Extrait:
________________________________________

Les lois et règlements peuvent comporter des règles adaptées aux spécificités liées à son insularité ainsi qu’à ses caractéristiques géographiques, économiques ou sociales.
Sauf lorsque sont en cause les conditions essentielles d’exercice d’une liberté publique ou d’un droit constitutionnellement garanti, ces adaptations peuvent être décidées par la collectivité de Corse dans les matières où s’exercent ses compétences et si elle y a été habilitée, selon le cas, par la loi ou le règlement. Ces adaptations sont décidées dans les conditions prévues par la loi organique. »


Très clairement, il s’agissait d’aligner en grande partie le régime constitutionnel de la Corse sur celui des des Départements et Régions d’Outre-Mer. La formulation est un quasi copier-coller de celle de l’article 73 de la Constitution (régissant les DROM), tel qu’il est rédigé depuis 2003 (d’ailleurs plutôt sur celui de l’île de La Réunion, à savoir une adaptation possible dans tous les domaines pour le législateur ou le gouvernement et un pouvoir propre d’adaptation offert à la Collectivité uniquement dans ses domaines de compétences).

Même si elle n’est pas sans intérêt, cette « Réunion-isation » de la Corse n’est pas une forme autonomie. Dans les DROM, la réalité du pouvoir d’adaptation est dans les mains du ministère des Outre-mer. Il suffit de lire les rapports et études produits sur l’Outre-mer pour s’en convaincre. Depuis 2003, une vingtaine de demandes a été formulée dans les DROM, surtout dans le domaine de l’énergie, des transports et de la formation professionnelle. La Réunion, où l’habilitation est aussi limitée aux domaines de compétences, n’en a fait aucune. Le processus est très lourd. De surcroît, toutes les demandes faites n’ont pas été accordées. A l’opposé, les adaptations directes, à l’initiative du gouvernement, sont nombreuses dans le domaine de la loi ou du règlement. Les mêmes causes créant les mêmes effets, il est probable que le centre effectif du pouvoir d’adaptation dans le cadre d’un article 72-5 aurait aussi été à Paris.

Autonomie n’est donc ni dans un article 72-quelque-chose, ni dans un 73-autre-chose.

II / En droit français, l’autonomie est possible pour les territoires d'outre-mer régis par l'article 74 de la Constitution (la Nouvelle-Calédonie est un cas très à part).

La Polynésie française, Wallis-et-Futuna, Saint-Barthélemy et Saint-Martin ont un « statut d'autonomie » avec une dévolution du pouvoir législatif effectif. On parle ainsi de « lois de pays » pour les textes votés par l’Assemblée de Polynésie dans le champ législatif. Les lois et règlements nationaux ne sont plus applicables de plein droit. Il y a des limites, comme pour tout cadre. La Constitution prévoit explicitement la liste des compétences qui ne peuvent être transférées (ex : libertés publiques, monnaie, crédit ou changes...). Enfin, les textes qui, en raison de leur objet, sont nécessairement destinés à régir l'ensemble du territoire de la République s’appliquent aussi en Polynésie.

________________________________________

Consigne A: D'après l'extrait, dans quels domaines se concentrent surtout les demandes formulées dans les DROM depuis 2003 ?

Données fournies:
________________________________________

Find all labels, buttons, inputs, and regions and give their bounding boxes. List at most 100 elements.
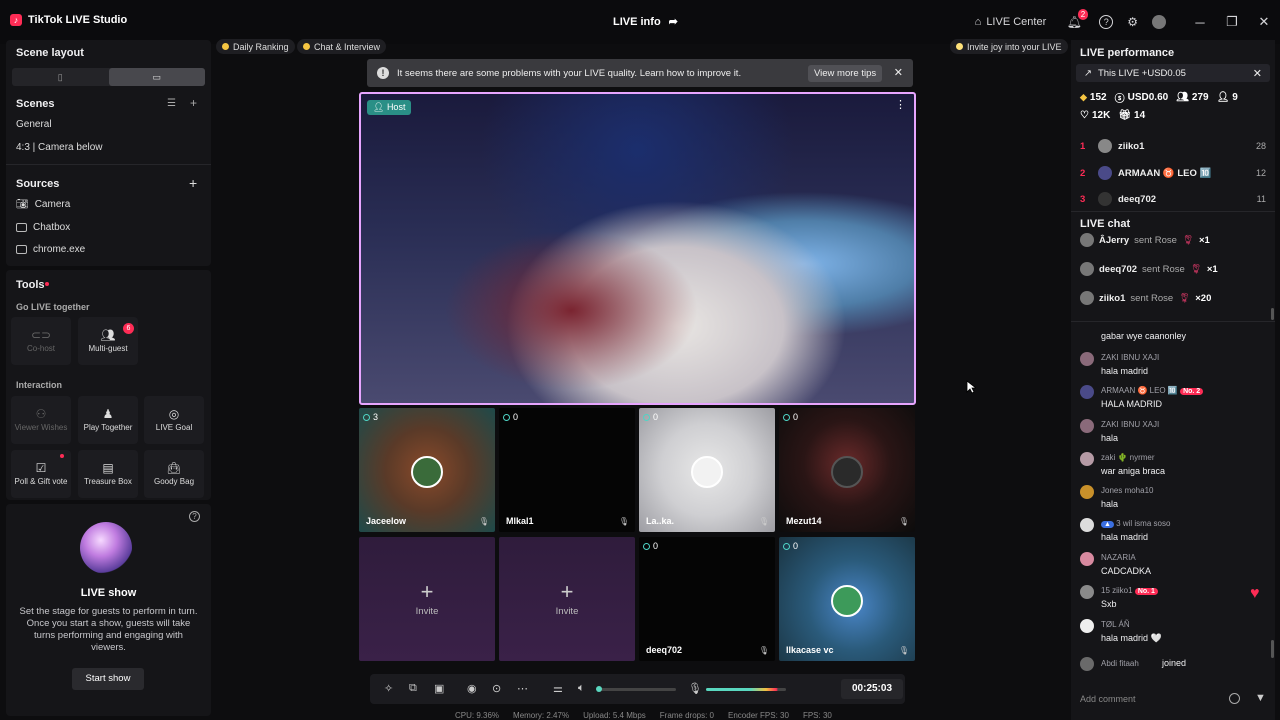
- live-info-button[interactable]: LIVE info ➦: [613, 15, 678, 29]
- mic-icon[interactable]: 🎙︎: [759, 517, 769, 526]
- invite-joy-pill[interactable]: Invite joy into your LIVE: [950, 39, 1068, 54]
- view-more-tips-button[interactable]: View more tips: [808, 65, 883, 82]
- chat-interview-pill[interactable]: Chat & Interview: [297, 39, 387, 54]
- rank-badge: No. 2: [1180, 388, 1204, 395]
- interaction-label: Interaction: [16, 380, 63, 390]
- help-icon[interactable]: ?: [1099, 15, 1114, 29]
- live-timer: 00:25:03: [841, 679, 903, 699]
- maximize-icon[interactable]: ❐: [1216, 14, 1248, 30]
- live-show-help-icon[interactable]: ?: [189, 511, 200, 522]
- start-show-button[interactable]: Start show: [72, 668, 144, 690]
- guest-count: 0: [503, 412, 518, 422]
- source-item-camera[interactable]: 📷︎ Camera: [16, 199, 70, 210]
- add-comment-input[interactable]: Add comment: [1076, 688, 1248, 710]
- rank-name: ARMAAN ♉ LEO 🔟: [1118, 167, 1212, 179]
- record-icon[interactable]: ◉: [467, 682, 477, 695]
- this-live-text: This LIVE +USD0.05: [1097, 67, 1186, 79]
- avatar: [1080, 585, 1094, 599]
- this-live-banner[interactable]: ↗ This LIVE +USD0.05 ✕: [1076, 64, 1270, 82]
- live-chat-title: LIVE chat: [1080, 218, 1131, 230]
- viewer-icon: [783, 413, 790, 421]
- filter-icon[interactable]: ▼: [1255, 692, 1266, 704]
- host-more-icon[interactable]: ⋮: [895, 98, 906, 111]
- play-together-tile[interactable]: ♟ Play Together: [78, 396, 138, 444]
- gift-user: deeq702: [1099, 263, 1138, 275]
- replay-icon[interactable]: ⊙: [492, 682, 501, 695]
- guest-tile[interactable]: 0 Mezut14 🎙︎: [779, 408, 915, 532]
- warning-icon: !: [377, 67, 389, 79]
- invite-slot[interactable]: + Invite: [359, 537, 495, 661]
- guest-count: 0: [783, 412, 798, 422]
- portrait-layout-button[interactable]: ▯: [12, 68, 109, 86]
- scene-item-camera-below[interactable]: 4:3 | Camera below: [16, 142, 103, 153]
- this-live-close-icon[interactable]: ✕: [1253, 67, 1262, 80]
- guest-tile[interactable]: 0 Ilkacase vc 🎙︎: [779, 537, 915, 661]
- gift-icon: 🎁︎: [1118, 110, 1132, 121]
- emoji-icon[interactable]: [1229, 693, 1240, 704]
- audio-settings-icon[interactable]: ⚌: [553, 682, 563, 695]
- cohost-tile[interactable]: ⊂⊃ Co-host: [11, 317, 71, 365]
- host-video[interactable]: 👤︎ Host ⋮: [359, 92, 916, 405]
- scene-item-general[interactable]: General: [16, 119, 52, 130]
- chat-text: hala madrid 🤍: [1101, 633, 1162, 643]
- ranking-row[interactable]: 3 deeq702 11: [1080, 192, 1266, 206]
- live-goal-tile[interactable]: ◎ LIVE Goal: [144, 396, 204, 444]
- treasure-box-tile[interactable]: ▤ Treasure Box: [78, 450, 138, 498]
- list-icon[interactable]: ☰: [167, 98, 176, 109]
- settings-gear-icon[interactable]: ⚙: [1127, 15, 1138, 29]
- live-center-button[interactable]: ⌂ LIVE Center: [975, 16, 1047, 28]
- add-scene-icon[interactable]: +: [190, 96, 197, 110]
- effects-wand-icon[interactable]: ✧: [384, 682, 393, 695]
- source-item-chatbox[interactable]: Chatbox: [16, 222, 70, 233]
- tools-title: Tools: [16, 279, 45, 291]
- chat-user: TØL ÁÑ: [1101, 620, 1130, 629]
- chat-scrollbar[interactable]: [1271, 640, 1274, 658]
- guest-tile[interactable]: 0 Mlkal1 🎙︎: [499, 408, 635, 532]
- gift-scrollbar[interactable]: [1271, 308, 1274, 320]
- mic-icon[interactable]: 🎙︎: [759, 646, 769, 655]
- mic-icon[interactable]: 🎙︎: [899, 646, 909, 655]
- chatbox-icon: [16, 223, 27, 232]
- guest-tile[interactable]: 0 La..ka. 🎙︎: [639, 408, 775, 532]
- screen-share-icon[interactable]: ⧉: [409, 682, 417, 695]
- daily-ranking-pill[interactable]: Daily Ranking: [216, 39, 295, 54]
- source-item-chrome[interactable]: chrome.exe: [16, 244, 85, 255]
- guest-avatar: [831, 585, 863, 617]
- live-performance-title: LIVE performance: [1080, 47, 1175, 59]
- volume-slider[interactable]: [598, 688, 676, 691]
- chat-text: joined: [1162, 658, 1187, 668]
- chat-user: ZAKI IBNU XAJI: [1101, 420, 1160, 429]
- close-icon[interactable]: ✕: [1248, 14, 1280, 30]
- guest-tile[interactable]: 3 Jaceelow 🎙︎: [359, 408, 495, 532]
- ranking-row[interactable]: 2 ARMAAN ♉ LEO 🔟 12: [1080, 166, 1266, 180]
- ranking-row[interactable]: 1 ziiko1 28: [1080, 139, 1266, 153]
- viewer-wishes-tile[interactable]: ⚇ Viewer Wishes: [11, 396, 71, 444]
- multiguest-label: Multi-guest: [88, 344, 128, 353]
- mic-level-meter[interactable]: [706, 688, 786, 691]
- add-source-icon[interactable]: +: [189, 175, 197, 191]
- live-show-panel: ? LIVE show Set the stage for guests to …: [6, 504, 211, 716]
- more-icon[interactable]: ⋯: [517, 682, 528, 695]
- guest-tile[interactable]: 0 deeq702 🎙︎: [639, 537, 775, 661]
- user-avatar[interactable]: [1152, 15, 1166, 29]
- invite-slot[interactable]: + Invite: [499, 537, 635, 661]
- mic-icon[interactable]: 🎙︎: [619, 517, 629, 526]
- gift-action: sent Rose: [1142, 263, 1185, 275]
- goody-bag-tile[interactable]: 👜︎ Goody Bag: [144, 450, 204, 498]
- microphone-icon[interactable]: 🎙︎: [688, 682, 702, 695]
- layout-icon[interactable]: ▣: [434, 682, 444, 695]
- volume-slider-handle[interactable]: [596, 686, 602, 692]
- trend-icon: ↗: [1084, 67, 1092, 79]
- avatar: [1080, 385, 1094, 399]
- mic-icon[interactable]: 🎙︎: [479, 517, 489, 526]
- alert-close-icon[interactable]: ✕: [894, 66, 903, 79]
- chat-message: NAZARIA CADCADKA: [1080, 552, 1270, 582]
- landscape-layout-button[interactable]: ▭: [108, 68, 205, 86]
- mic-icon[interactable]: 🎙︎: [899, 517, 909, 526]
- speaker-icon[interactable]: 🔈︎: [578, 682, 585, 695]
- chat-user-name: 3 wil isma soso: [1116, 519, 1171, 528]
- chat-message: ZAKI IBNU XAJI hala madrid: [1080, 352, 1270, 382]
- notifications-button[interactable]: 🔔︎ 2: [1064, 9, 1089, 29]
- minimize-icon[interactable]: ─: [1184, 15, 1216, 30]
- chat-interview-label: Chat & Interview: [314, 41, 381, 52]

________________________________________

Consigne B: Repérez dans la liste ci-dessus toutes les lignes où figure la chaîne "ranking", puis recopiez-les.

Résultat de l'exercice A: Surtout dans les domaines de l'énergie, des transports et de la formation professionnelle.

Résultat de l'exercice B:
- ranking-row[interactable]: 3 deeq702 11: [1080, 192, 1266, 206]
- daily-ranking-pill[interactable]: Daily Ranking: [216, 39, 295, 54]
- ranking-row[interactable]: 2 ARMAAN ♉ LEO 🔟 12: [1080, 166, 1266, 180]
- ranking-row[interactable]: 1 ziiko1 28: [1080, 139, 1266, 153]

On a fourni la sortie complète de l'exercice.